## Start DATA SECTION

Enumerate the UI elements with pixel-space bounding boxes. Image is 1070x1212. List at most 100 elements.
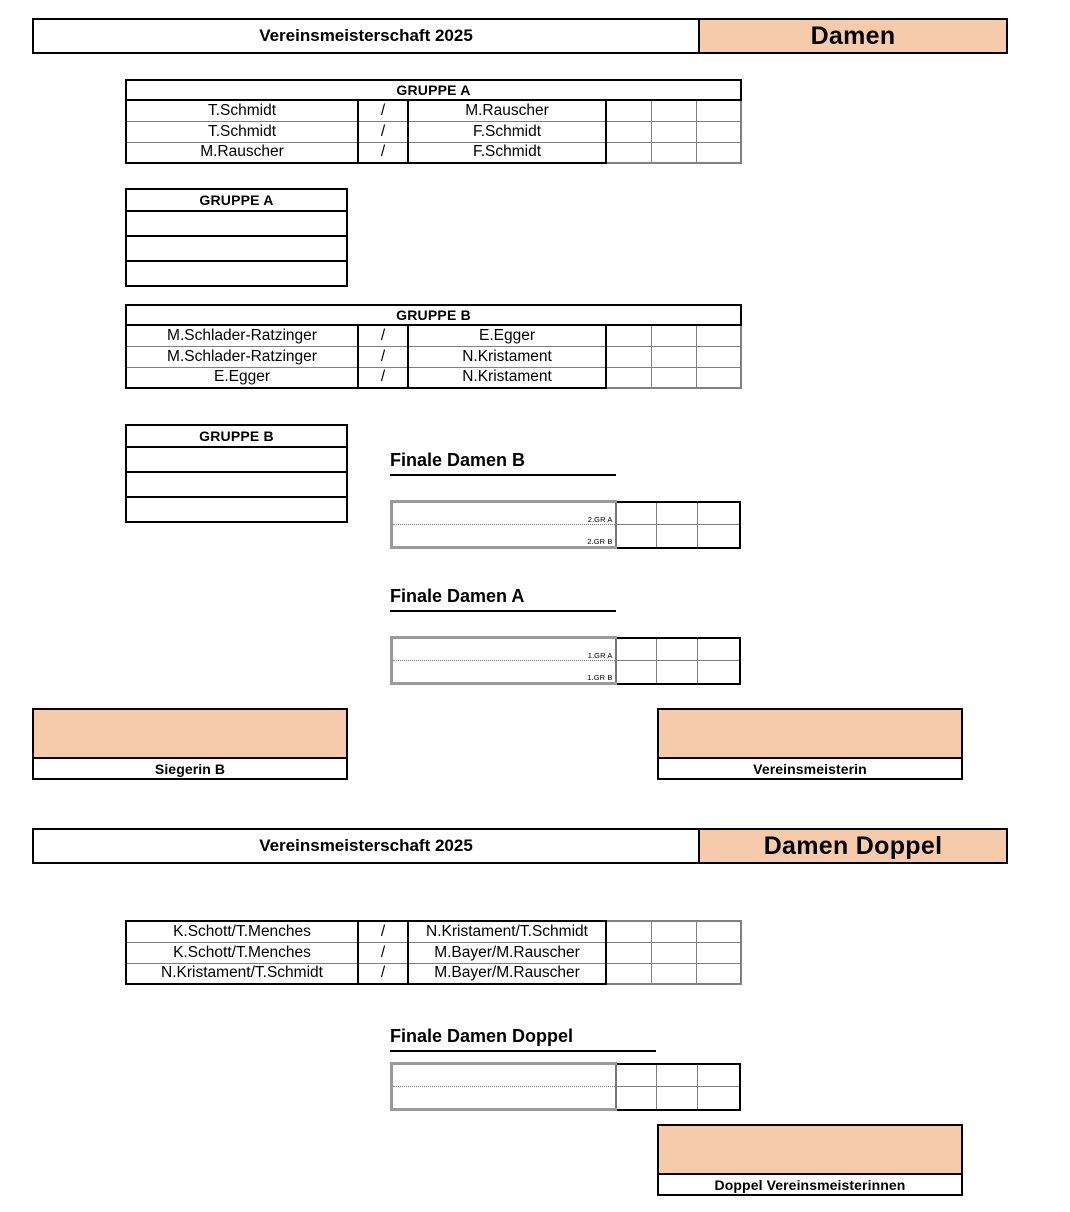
finale-damen-b-table: 2.GR A 2.GR B	[390, 500, 741, 549]
match-score-1[interactable]	[605, 324, 652, 347]
finale-slot-top[interactable]: 2.GR A	[390, 500, 617, 525]
finale-score-bottom-3[interactable]	[697, 1086, 741, 1111]
winner-b-label: Siegerin B	[32, 758, 348, 780]
match-score-1[interactable]	[605, 941, 652, 964]
finale-score-bottom-1[interactable]	[615, 524, 657, 549]
match-score-3[interactable]	[695, 345, 743, 368]
finale-score-bottom-2[interactable]	[656, 660, 698, 685]
table-row[interactable]	[390, 1086, 741, 1111]
match-score-2[interactable]	[650, 366, 697, 389]
table-row[interactable]: M.Rauscher / F.Schmidt	[125, 141, 742, 164]
match-score-3[interactable]	[695, 141, 742, 164]
group-a-match-table: GRUPPE A T.Schmidt / M.Rauscher T.Schmid…	[125, 79, 742, 164]
finale-score-top-2[interactable]	[656, 636, 698, 661]
finale-score-top-1[interactable]	[615, 500, 657, 525]
finale-score-top-3[interactable]	[697, 500, 741, 525]
table-row[interactable]	[390, 1062, 741, 1087]
finale-slot-bottom[interactable]: 1.GR B	[390, 660, 617, 685]
finale-score-top-3[interactable]	[697, 1062, 741, 1087]
match-score-3[interactable]	[695, 920, 742, 943]
match-separator: /	[357, 962, 409, 985]
doubles-champion-name[interactable]	[657, 1124, 963, 1174]
match-score-1[interactable]	[605, 366, 652, 389]
table-row[interactable]: M.Schlader-Ratzinger / N.Kristament	[125, 345, 743, 368]
table-row[interactable]: T.Schmidt / F.Schmidt	[125, 120, 742, 143]
match-separator: /	[357, 99, 409, 122]
match-player1: E.Egger	[125, 366, 359, 389]
finale-score-bottom-3[interactable]	[697, 524, 741, 549]
champion-name[interactable]	[657, 708, 963, 758]
finale-slot-bottom[interactable]: 2.GR B	[390, 524, 617, 549]
match-score-1[interactable]	[605, 345, 652, 368]
match-player2: M.Rauscher	[407, 99, 607, 122]
match-score-2[interactable]	[650, 345, 697, 368]
standings-row[interactable]	[125, 471, 348, 498]
standings-row[interactable]	[125, 496, 348, 523]
doubles-champion-label: Doppel Vereinsmeisterinnen	[657, 1174, 963, 1196]
table-row[interactable]: K.Schott/T.Menches / N.Kristament/T.Schm…	[125, 920, 742, 943]
standings-row[interactable]	[125, 235, 348, 262]
match-score-2[interactable]	[650, 941, 697, 964]
table-row[interactable]: K.Schott/T.Menches / M.Bayer/M.Rauscher	[125, 941, 742, 964]
group-a-header: GRUPPE A	[125, 79, 742, 101]
finale-score-bottom-1[interactable]	[615, 660, 657, 685]
table-row[interactable]: M.Schlader-Ratzinger / E.Egger	[125, 324, 743, 347]
standings-row[interactable]	[125, 210, 348, 237]
finale-score-top-3[interactable]	[697, 636, 741, 661]
match-score-2[interactable]	[650, 141, 697, 164]
standings-b-header: GRUPPE B	[125, 424, 348, 448]
winner-b-box: Siegerin B	[32, 708, 348, 780]
table-row[interactable]: 2.GR A	[390, 500, 741, 525]
finale-score-top-1[interactable]	[615, 636, 657, 661]
finale-score-top-1[interactable]	[615, 1062, 657, 1087]
match-separator: /	[357, 920, 409, 943]
match-player2: N.Kristament	[407, 345, 607, 368]
match-player1: N.Kristament/T.Schmidt	[125, 962, 359, 985]
table-row[interactable]: N.Kristament/T.Schmidt / M.Bayer/M.Rausc…	[125, 962, 742, 985]
finale-score-bottom-3[interactable]	[697, 660, 741, 685]
match-player1: M.Rauscher	[125, 141, 359, 164]
match-score-3[interactable]	[695, 324, 743, 347]
match-score-1[interactable]	[605, 962, 652, 985]
match-score-3[interactable]	[695, 962, 742, 985]
finale-score-bottom-2[interactable]	[656, 1086, 698, 1111]
match-score-3[interactable]	[695, 941, 742, 964]
match-score-1[interactable]	[605, 141, 652, 164]
finale-score-top-2[interactable]	[656, 1062, 698, 1087]
table-row[interactable]: T.Schmidt / M.Rauscher	[125, 99, 742, 122]
group-a-standings-table: GRUPPE A	[125, 188, 348, 287]
match-score-2[interactable]	[650, 99, 697, 122]
standings-row[interactable]	[125, 446, 348, 473]
finale-damen-b-heading: Finale Damen B	[390, 450, 616, 476]
match-separator: /	[357, 120, 409, 143]
finale-score-top-2[interactable]	[656, 500, 698, 525]
match-score-1[interactable]	[605, 920, 652, 943]
table-row[interactable]: 1.GR B	[390, 660, 741, 685]
match-score-3[interactable]	[695, 366, 743, 389]
champion-box: Vereinsmeisterin	[657, 708, 963, 780]
winner-b-name[interactable]	[32, 708, 348, 758]
match-player1: M.Schlader-Ratzinger	[125, 324, 359, 347]
match-score-2[interactable]	[650, 120, 697, 143]
match-player1: K.Schott/T.Menches	[125, 920, 359, 943]
group-b-match-table: GRUPPE B M.Schlader-Ratzinger / E.Egger …	[124, 304, 743, 389]
match-score-3[interactable]	[695, 120, 742, 143]
standings-row[interactable]	[125, 260, 348, 287]
finale-slot-top[interactable]: 1.GR A	[390, 636, 617, 661]
finale-score-bottom-2[interactable]	[656, 524, 698, 549]
match-score-2[interactable]	[650, 324, 697, 347]
match-score-1[interactable]	[605, 120, 652, 143]
doubles-match-table: K.Schott/T.Menches / N.Kristament/T.Schm…	[125, 920, 742, 985]
match-score-2[interactable]	[650, 962, 697, 985]
match-player2: F.Schmidt	[407, 141, 607, 164]
match-score-1[interactable]	[605, 99, 652, 122]
finale-slot-top[interactable]	[390, 1062, 617, 1087]
table-row[interactable]: 2.GR B	[390, 524, 741, 549]
finale-score-bottom-1[interactable]	[615, 1086, 657, 1111]
match-score-3[interactable]	[695, 99, 742, 122]
table-row[interactable]: E.Egger / N.Kristament	[125, 366, 743, 389]
finale-slot-bottom[interactable]	[390, 1086, 617, 1111]
match-score-2[interactable]	[650, 920, 697, 943]
match-separator: /	[357, 366, 409, 389]
table-row[interactable]: 1.GR A	[390, 636, 741, 661]
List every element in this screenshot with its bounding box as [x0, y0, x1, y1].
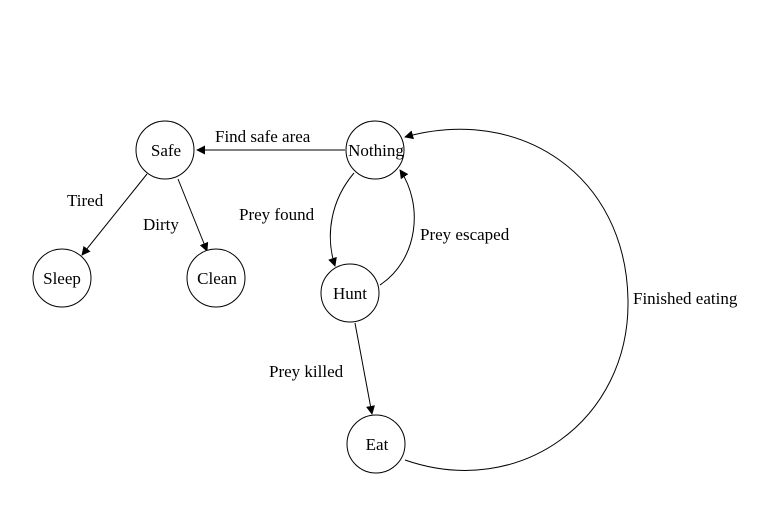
edge-label-tired: Tired — [67, 191, 104, 210]
node-clean-circle — [186, 248, 246, 308]
node-clean-label: Clean — [197, 269, 237, 288]
edge-dirty — [177, 178, 209, 252]
edge-label-dirty: Dirty — [143, 215, 179, 234]
edge-prey-escaped — [379, 169, 415, 286]
edge-label-prey-found: Prey found — [239, 205, 315, 224]
node-hunt-circle — [320, 263, 380, 323]
node-sleep-label: Sleep — [43, 269, 81, 288]
edge-prey-found — [328, 172, 355, 267]
edge-finished-eating — [404, 128, 629, 471]
node-eat-circle — [346, 414, 406, 474]
edge-label-prey-killed: Prey killed — [269, 362, 344, 381]
node-nothing-circle — [345, 120, 405, 180]
node-nothing-label: Nothing — [348, 141, 404, 160]
node-safe-circle — [135, 120, 195, 180]
edge-label-find-safe-area: Find safe area — [215, 127, 311, 146]
edge-label-finished-eating: Finished eating — [633, 289, 738, 308]
edge-label-prey-escaped: Prey escaped — [420, 225, 510, 244]
node-eat-label: Eat — [366, 435, 389, 454]
edge-prey-killed — [354, 322, 375, 415]
node-safe-label: Safe — [151, 141, 181, 160]
node-hunt-label: Hunt — [333, 284, 367, 303]
node-sleep-circle — [32, 248, 92, 308]
edge-tired — [81, 173, 148, 256]
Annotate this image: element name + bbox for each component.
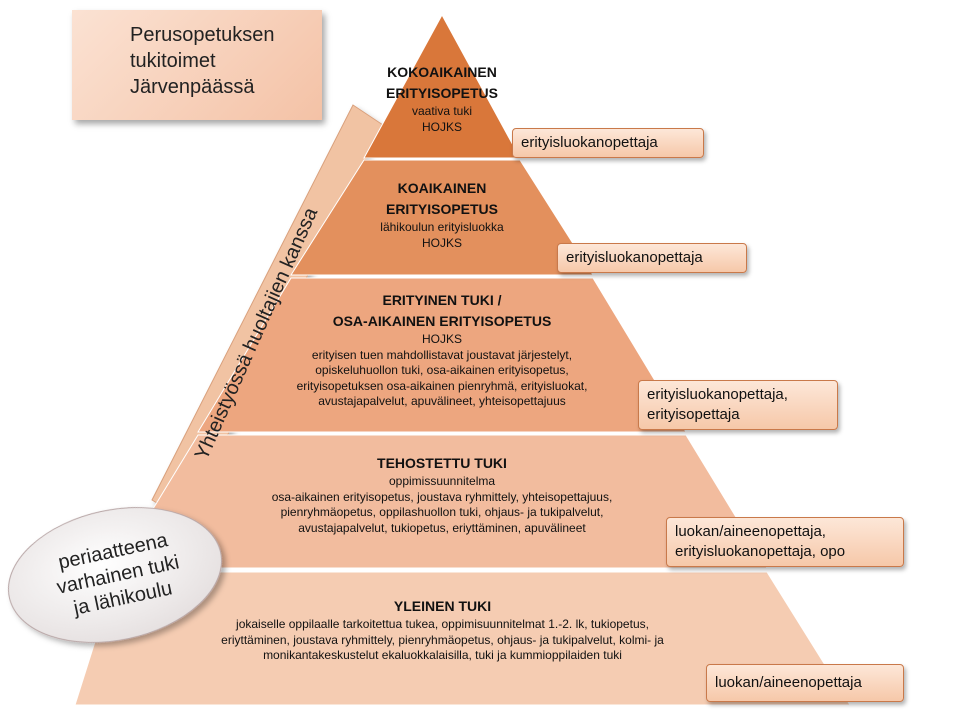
tier-desc-line: erityisen tuen mahdollistavat joustavat …	[311, 347, 573, 362]
tier-erityinen-text: ERITYINEN TUKI / OSA-AIKAINEN ERITYISOPE…	[252, 290, 632, 410]
tier-subline: HOJKS	[421, 235, 462, 250]
tier-kokoaikainen-shape	[363, 13, 521, 159]
role-line: erityisluokanopettaja, opo	[675, 543, 846, 561]
tier-title: YLEINEN TUKI	[393, 598, 492, 614]
tier-koaikainen-shape	[290, 159, 594, 276]
tier-koaikainen-text: KOAIKAINEN ERITYISOPETUS lähikoulun erit…	[342, 178, 542, 251]
tier-title: KOAIKAINEN	[397, 180, 487, 196]
title-line: Perusopetuksen	[130, 24, 275, 46]
title-box: Perusopetuksen tukitoimet Järvenpäässä	[72, 10, 322, 120]
tier-desc-line: avustajapalvelut, tukiopetus, eriyttämin…	[298, 520, 586, 535]
tier-desc-line: opiskeluhuollon tuki, osa-aikainen erity…	[315, 363, 569, 378]
tier-title: ERITYINEN TUKI /	[382, 292, 502, 308]
tier-desc-line: avustajapalvelut, apuvälineet, yhteisope…	[318, 394, 566, 409]
tier-title: TEHOSTETTU TUKI	[377, 455, 507, 471]
tier-desc-line: osa-aikainen erityisopetus, joustava ryh…	[271, 489, 613, 504]
role-line: erityisopettaja	[647, 406, 740, 424]
tier-title: KOKOAIKAINEN	[387, 64, 497, 80]
role-line: erityisluokanopettaja,	[647, 386, 788, 403]
role-box-koaikainen: erityisluokanopettaja	[557, 243, 747, 273]
tier-subline: oppimissuunnitelma	[388, 474, 496, 488]
title-line: Järvenpäässä	[130, 76, 255, 98]
tier-title: OSA-AIKAINEN ERITYISOPETUS	[332, 313, 552, 329]
role-box-tehostettu: luokan/aineenopettaja, erityisluokanopet…	[666, 517, 904, 567]
role-box-yleinen: luokan/aineenopettaja	[706, 664, 904, 702]
role-box-kokoaikainen: erityisluokanopettaja	[512, 128, 704, 158]
tier-tehostettu-text: TEHOSTETTU TUKI oppimissuunnitelma osa-a…	[192, 453, 692, 536]
tier-yleinen-shape	[74, 571, 851, 706]
tier-desc-line: erityisopetuksen osa-aikainen pienryhmä,…	[296, 378, 588, 393]
role-line: erityisluokanopettaja	[521, 134, 658, 151]
tier-yleinen-text: YLEINEN TUKI jokaiselle oppilaalle tarko…	[150, 596, 735, 664]
title-line: tukitoimet	[130, 50, 216, 72]
tier-subline: HOJKS	[421, 119, 462, 134]
role-line: luokan/aineenopettaja,	[675, 523, 826, 540]
tier-title: ERITYISOPETUS	[385, 201, 499, 217]
tier-kokoaikainen-text: KOKOAIKAINEN ERITYISOPETUS vaativa tuki …	[362, 62, 522, 135]
tier-desc-line: pienryhmäopetus, oppilashuollon tuki, oh…	[280, 505, 604, 520]
tier-desc-line: jokaiselle oppilaalle tarkoitettua tukea…	[236, 617, 649, 631]
principle-oval	[7, 507, 223, 643]
tier-desc-line: monikantakeskustelut ekaluokkalaisilla, …	[263, 648, 622, 663]
role-box-erityinen: erityisluokanopettaja, erityisopettaja	[638, 380, 838, 430]
tier-subline: vaativa tuki	[411, 104, 473, 118]
tier-subline: lähikoulun erityisluokka	[380, 220, 504, 234]
role-line: luokan/aineenopettaja	[715, 674, 862, 691]
tier-erityinen-shape	[197, 277, 687, 433]
tier-desc-line: eriyttäminen, joustava ryhmittely, pienr…	[221, 632, 664, 647]
tier-subline: HOJKS	[421, 332, 462, 346]
tier-title: ERITYISOPETUS	[385, 85, 499, 101]
role-line: erityisluokanopettaja	[566, 249, 703, 266]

## End DATA SECTION

● WHAT IS EXPECTED
Print the lines from the line that contains "edge-label-tired: Tired — [67, 191, 104, 210]" to the line that contains "edge-label-prey-escaped: Prey escaped", exactly as they appear.

● FULL SOLUTION
edge-label-tired: Tired — [67, 191, 104, 210]
node-clean-circle — [186, 248, 246, 308]
node-clean-label: Clean — [197, 269, 237, 288]
edge-dirty — [177, 178, 209, 252]
edge-label-dirty: Dirty — [143, 215, 179, 234]
edge-prey-escaped — [379, 169, 415, 286]
edge-label-prey-found: Prey found — [239, 205, 315, 224]
node-hunt-circle — [320, 263, 380, 323]
node-sleep-label: Sleep — [43, 269, 81, 288]
edge-prey-found — [328, 172, 355, 267]
edge-finished-eating — [404, 128, 629, 471]
node-eat-circle — [346, 414, 406, 474]
edge-label-prey-killed: Prey killed — [269, 362, 344, 381]
node-nothing-circle — [345, 120, 405, 180]
node-nothing-label: Nothing — [348, 141, 404, 160]
node-safe-circle — [135, 120, 195, 180]
edge-label-find-safe-area: Find safe area — [215, 127, 311, 146]
edge-label-finished-eating: Finished eating — [633, 289, 738, 308]
edge-label-prey-escaped: Prey escaped — [420, 225, 510, 244]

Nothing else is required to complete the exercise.